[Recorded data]
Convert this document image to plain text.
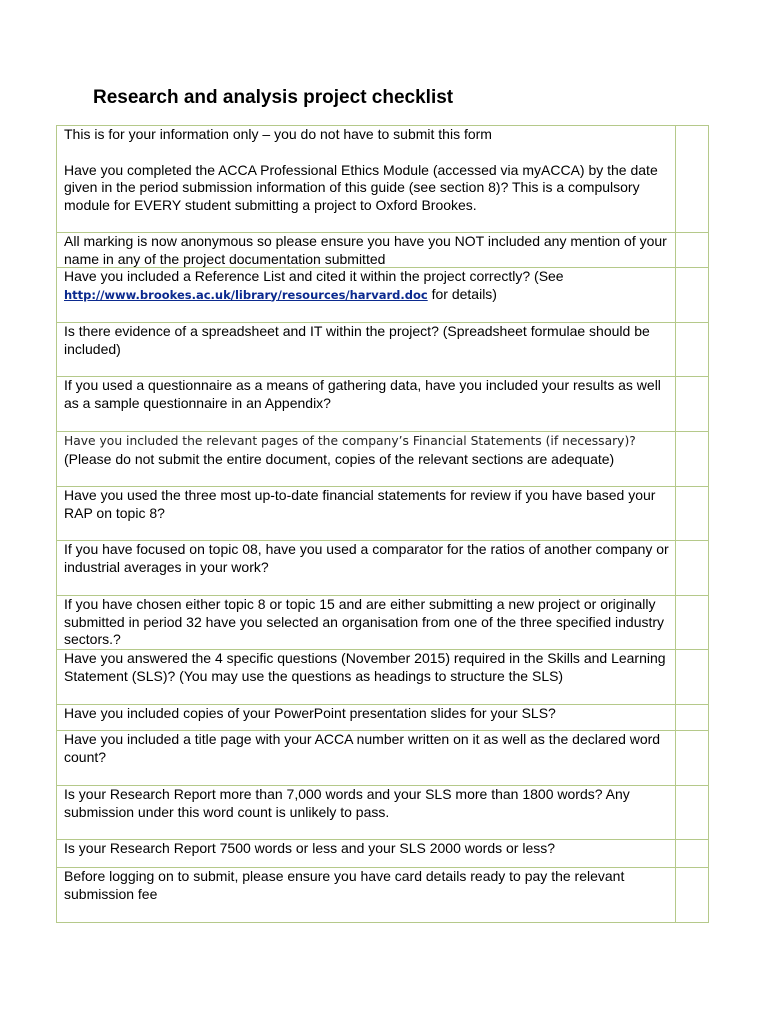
Research and analysis project checklist

This is for your information only – you do not have to submit this form

Have you completed the ACCA Professional Ethics Module (accessed via myACCA) by the date given in the period submission information of this guide (see section 8)? This is a compulsory module for EVERY student submitting a project to Oxford Brookes.

All marking is now anonymous so please ensure you have you NOT included any mention of your name in any of the project documentation submitted

Have you included a Reference List and cited it within the project correctly? (See
http://www.brookes.ac.uk/library/resources/harvard.doc for details)

Is there evidence of a spreadsheet and IT within the project? (Spreadsheet formulae should be included)

If you used a questionnaire as a means of gathering data, have you included your results as well as a sample questionnaire in an Appendix?

Have you included the relevant pages of the company’s Financial Statements (if necessary)?
(Please do not submit the entire document, copies of the relevant sections are adequate)

Have you used the three most up-to-date financial statements for review if you have based your RAP on topic 8?

If you have focused on topic 08, have you used a comparator for the ratios of another company or industrial averages in your work?

If you have chosen either topic 8 or topic 15 and are either submitting a new project or originally submitted in period 32 have you selected an organisation from one of the three specified industry sectors.?

Have you answered the 4 specific questions (November 2015) required in the Skills and Learning Statement (SLS)? (You may use the questions as headings to structure the SLS)

Have you included copies of your PowerPoint presentation slides for your SLS?

Have you included a title page with your ACCA number written on it as well as the declared word count?

Is your Research Report more than 7,000 words and your SLS more than 1800 words? Any submission under this word count is unlikely to pass.

Is your Research Report 7500 words or less and your SLS 2000 words or less?

Before logging on to submit, please ensure you have card details ready to pay the relevant submission fee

# WHAT TO PRODUCE
Reproduce the full listing faithfully, but do not carry over any pictures.

# PROBLEM SOLUTION
Convert this document image to plain text.
Research and analysis project checklist

This is for your information only – you do not have to submit this form

Have you completed the ACCA Professional Ethics Module (accessed via myACCA) by the date given in the period submission information of this guide (see section 8)? This is a compulsory module for EVERY student submitting a project to Oxford Brookes.

All marking is now anonymous so please ensure you have you NOT included any mention of your name in any of the project documentation submitted

Have you included a Reference List and cited it within the project correctly? (See
http://www.brookes.ac.uk/library/resources/harvard.doc for details)

Is there evidence of a spreadsheet and IT within the project? (Spreadsheet formulae should be included)

If you used a questionnaire as a means of gathering data, have you included your results as well as a sample questionnaire in an Appendix?

Have you included the relevant pages of the company’s Financial Statements (if necessary)?
(Please do not submit the entire document, copies of the relevant sections are adequate)

Have you used the three most up-to-date financial statements for review if you have based your RAP on topic 8?

If you have focused on topic 08, have you used a comparator for the ratios of another company or industrial averages in your work?

If you have chosen either topic 8 or topic 15 and are either submitting a new project or originally submitted in period 32 have you selected an organisation from one of the three specified industry sectors.?

Have you answered the 4 specific questions (November 2015) required in the Skills and Learning Statement (SLS)? (You may use the questions as headings to structure the SLS)

Have you included copies of your PowerPoint presentation slides for your SLS?

Have you included a title page with your ACCA number written on it as well as the declared word count?

Is your Research Report more than 7,000 words and your SLS more than 1800 words? Any submission under this word count is unlikely to pass.

Is your Research Report 7500 words or less and your SLS 2000 words or less?

Before logging on to submit, please ensure you have card details ready to pay the relevant submission fee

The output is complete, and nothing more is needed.